*Work instructions*:
Find each line containing the word "grammatical" and report how many there are. Add nothing else.

==== Records provided ====

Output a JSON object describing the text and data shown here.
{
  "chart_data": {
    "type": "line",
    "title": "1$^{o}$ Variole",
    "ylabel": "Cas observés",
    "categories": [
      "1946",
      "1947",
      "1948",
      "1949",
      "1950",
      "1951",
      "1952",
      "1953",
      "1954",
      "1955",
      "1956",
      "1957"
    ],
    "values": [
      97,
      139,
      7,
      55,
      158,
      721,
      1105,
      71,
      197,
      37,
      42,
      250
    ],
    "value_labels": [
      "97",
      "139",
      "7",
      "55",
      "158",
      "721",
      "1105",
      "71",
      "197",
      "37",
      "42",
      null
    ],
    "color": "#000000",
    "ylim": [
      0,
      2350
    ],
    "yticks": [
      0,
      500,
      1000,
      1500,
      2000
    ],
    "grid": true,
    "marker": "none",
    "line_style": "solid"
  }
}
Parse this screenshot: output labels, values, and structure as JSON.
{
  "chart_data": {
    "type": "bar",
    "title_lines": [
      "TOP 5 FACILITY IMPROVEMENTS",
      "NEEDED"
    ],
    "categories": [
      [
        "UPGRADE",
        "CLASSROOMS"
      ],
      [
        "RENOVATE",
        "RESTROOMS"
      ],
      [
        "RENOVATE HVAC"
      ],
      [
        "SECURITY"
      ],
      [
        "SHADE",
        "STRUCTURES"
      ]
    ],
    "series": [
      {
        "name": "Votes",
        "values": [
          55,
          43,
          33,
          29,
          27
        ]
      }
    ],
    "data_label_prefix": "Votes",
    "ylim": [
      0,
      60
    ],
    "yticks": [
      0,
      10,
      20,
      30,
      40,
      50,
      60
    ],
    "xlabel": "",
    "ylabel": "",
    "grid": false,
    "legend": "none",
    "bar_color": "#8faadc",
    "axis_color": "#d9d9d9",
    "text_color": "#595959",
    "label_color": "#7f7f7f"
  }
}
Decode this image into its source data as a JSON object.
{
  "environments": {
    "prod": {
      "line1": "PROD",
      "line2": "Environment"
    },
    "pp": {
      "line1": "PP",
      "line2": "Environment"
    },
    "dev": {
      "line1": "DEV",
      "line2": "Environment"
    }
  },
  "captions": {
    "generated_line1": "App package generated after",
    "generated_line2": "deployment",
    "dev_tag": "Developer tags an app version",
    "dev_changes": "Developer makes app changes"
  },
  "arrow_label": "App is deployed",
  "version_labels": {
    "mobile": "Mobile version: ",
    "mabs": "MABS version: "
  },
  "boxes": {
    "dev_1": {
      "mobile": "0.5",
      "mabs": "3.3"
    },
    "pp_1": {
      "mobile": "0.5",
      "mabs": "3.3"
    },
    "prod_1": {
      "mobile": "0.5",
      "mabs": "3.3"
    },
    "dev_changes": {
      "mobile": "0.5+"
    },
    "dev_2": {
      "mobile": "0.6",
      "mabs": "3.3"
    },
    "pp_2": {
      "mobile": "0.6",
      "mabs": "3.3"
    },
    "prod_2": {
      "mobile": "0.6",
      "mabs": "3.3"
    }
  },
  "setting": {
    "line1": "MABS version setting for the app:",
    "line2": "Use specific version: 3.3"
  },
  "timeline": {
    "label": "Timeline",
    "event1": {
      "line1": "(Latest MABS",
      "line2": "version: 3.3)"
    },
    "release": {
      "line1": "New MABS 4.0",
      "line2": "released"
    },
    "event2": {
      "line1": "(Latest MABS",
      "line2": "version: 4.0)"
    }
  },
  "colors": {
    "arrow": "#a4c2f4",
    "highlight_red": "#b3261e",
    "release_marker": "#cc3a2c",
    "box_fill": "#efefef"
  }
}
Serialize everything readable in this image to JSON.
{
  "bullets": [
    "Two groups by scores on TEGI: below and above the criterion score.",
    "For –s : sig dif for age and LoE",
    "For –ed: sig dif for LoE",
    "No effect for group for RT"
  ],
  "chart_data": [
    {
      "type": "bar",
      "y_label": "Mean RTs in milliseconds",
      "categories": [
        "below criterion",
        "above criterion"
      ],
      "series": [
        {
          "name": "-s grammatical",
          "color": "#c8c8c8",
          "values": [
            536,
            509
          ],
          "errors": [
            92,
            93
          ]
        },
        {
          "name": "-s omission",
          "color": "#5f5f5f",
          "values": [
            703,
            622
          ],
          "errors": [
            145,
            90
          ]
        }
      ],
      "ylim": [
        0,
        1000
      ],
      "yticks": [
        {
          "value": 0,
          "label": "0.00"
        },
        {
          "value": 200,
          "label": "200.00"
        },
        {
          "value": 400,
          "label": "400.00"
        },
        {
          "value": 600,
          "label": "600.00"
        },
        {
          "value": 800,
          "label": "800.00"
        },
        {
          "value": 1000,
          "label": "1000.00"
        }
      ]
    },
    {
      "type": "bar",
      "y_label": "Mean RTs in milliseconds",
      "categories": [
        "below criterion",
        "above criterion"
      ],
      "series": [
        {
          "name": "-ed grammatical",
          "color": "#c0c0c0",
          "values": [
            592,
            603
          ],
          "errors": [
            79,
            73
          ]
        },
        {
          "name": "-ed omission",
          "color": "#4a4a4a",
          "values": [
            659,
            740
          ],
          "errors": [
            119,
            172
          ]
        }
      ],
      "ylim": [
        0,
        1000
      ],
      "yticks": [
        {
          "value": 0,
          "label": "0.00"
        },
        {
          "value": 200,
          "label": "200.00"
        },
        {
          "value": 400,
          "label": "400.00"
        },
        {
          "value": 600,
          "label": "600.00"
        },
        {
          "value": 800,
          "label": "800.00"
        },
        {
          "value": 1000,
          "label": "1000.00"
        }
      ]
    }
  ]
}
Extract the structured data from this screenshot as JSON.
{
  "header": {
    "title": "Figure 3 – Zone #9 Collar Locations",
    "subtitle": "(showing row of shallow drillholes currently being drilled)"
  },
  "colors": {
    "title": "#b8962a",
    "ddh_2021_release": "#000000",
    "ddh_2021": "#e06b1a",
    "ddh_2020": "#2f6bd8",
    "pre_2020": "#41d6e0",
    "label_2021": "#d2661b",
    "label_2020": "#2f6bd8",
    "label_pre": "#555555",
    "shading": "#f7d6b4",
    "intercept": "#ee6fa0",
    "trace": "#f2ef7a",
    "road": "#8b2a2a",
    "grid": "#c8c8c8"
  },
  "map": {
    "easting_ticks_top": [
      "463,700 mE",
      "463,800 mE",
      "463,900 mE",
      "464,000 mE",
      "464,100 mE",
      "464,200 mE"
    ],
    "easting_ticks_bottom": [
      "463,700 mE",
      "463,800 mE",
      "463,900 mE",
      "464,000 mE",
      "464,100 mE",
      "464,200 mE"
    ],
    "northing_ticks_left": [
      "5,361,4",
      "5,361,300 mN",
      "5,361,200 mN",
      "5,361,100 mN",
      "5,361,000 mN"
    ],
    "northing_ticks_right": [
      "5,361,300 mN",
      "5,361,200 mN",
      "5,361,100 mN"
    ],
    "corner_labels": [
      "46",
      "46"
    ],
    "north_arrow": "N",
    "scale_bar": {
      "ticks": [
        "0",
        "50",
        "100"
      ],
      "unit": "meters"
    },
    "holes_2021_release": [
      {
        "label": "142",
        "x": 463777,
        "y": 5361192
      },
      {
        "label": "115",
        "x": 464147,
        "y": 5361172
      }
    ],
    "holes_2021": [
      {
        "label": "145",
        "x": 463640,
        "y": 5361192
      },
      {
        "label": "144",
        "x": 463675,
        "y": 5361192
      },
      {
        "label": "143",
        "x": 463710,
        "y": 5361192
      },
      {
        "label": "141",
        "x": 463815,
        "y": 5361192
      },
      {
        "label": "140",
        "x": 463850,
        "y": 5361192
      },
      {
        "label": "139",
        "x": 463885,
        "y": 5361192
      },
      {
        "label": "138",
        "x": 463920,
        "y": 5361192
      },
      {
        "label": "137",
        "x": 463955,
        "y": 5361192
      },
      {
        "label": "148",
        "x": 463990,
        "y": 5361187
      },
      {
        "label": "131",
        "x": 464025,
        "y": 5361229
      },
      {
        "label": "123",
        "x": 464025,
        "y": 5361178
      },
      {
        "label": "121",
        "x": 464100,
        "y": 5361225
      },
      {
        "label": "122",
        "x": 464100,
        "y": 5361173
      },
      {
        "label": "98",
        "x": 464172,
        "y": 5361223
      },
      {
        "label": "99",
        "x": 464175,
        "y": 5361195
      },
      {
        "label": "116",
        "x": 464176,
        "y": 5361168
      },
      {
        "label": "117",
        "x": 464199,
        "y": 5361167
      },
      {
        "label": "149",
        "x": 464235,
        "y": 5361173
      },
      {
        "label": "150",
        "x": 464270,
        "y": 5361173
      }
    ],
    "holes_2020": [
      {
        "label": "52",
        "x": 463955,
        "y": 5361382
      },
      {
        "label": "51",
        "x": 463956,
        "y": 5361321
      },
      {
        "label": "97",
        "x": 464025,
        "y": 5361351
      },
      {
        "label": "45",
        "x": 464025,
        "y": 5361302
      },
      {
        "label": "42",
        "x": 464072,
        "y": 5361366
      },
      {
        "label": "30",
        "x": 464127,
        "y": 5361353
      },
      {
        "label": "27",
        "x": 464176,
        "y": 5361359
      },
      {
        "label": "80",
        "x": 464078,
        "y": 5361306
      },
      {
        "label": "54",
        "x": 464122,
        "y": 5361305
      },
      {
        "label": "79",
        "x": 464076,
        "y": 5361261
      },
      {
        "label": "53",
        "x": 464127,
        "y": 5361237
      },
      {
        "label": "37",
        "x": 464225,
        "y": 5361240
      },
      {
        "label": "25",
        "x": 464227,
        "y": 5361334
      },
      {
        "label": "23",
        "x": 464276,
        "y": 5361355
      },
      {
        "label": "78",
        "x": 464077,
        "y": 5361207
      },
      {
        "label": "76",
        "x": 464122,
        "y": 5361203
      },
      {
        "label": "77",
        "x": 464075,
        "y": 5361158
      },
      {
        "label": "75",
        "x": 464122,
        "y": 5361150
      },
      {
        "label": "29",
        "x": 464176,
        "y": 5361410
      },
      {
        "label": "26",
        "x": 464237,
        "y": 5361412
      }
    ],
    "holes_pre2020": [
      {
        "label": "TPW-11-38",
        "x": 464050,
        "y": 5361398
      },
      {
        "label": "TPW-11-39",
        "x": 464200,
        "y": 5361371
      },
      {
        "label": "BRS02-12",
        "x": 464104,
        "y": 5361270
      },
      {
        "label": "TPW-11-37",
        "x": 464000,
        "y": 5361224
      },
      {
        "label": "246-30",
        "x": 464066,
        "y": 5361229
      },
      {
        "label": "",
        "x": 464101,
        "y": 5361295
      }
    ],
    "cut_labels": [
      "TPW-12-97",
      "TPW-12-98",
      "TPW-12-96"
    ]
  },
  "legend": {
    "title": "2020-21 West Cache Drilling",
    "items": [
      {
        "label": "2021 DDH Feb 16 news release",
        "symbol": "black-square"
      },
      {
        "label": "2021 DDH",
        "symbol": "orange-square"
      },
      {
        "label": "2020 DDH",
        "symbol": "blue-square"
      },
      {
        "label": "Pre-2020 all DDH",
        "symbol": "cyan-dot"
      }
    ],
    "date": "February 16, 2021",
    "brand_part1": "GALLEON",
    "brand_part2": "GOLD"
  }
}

====

*Response below*:
2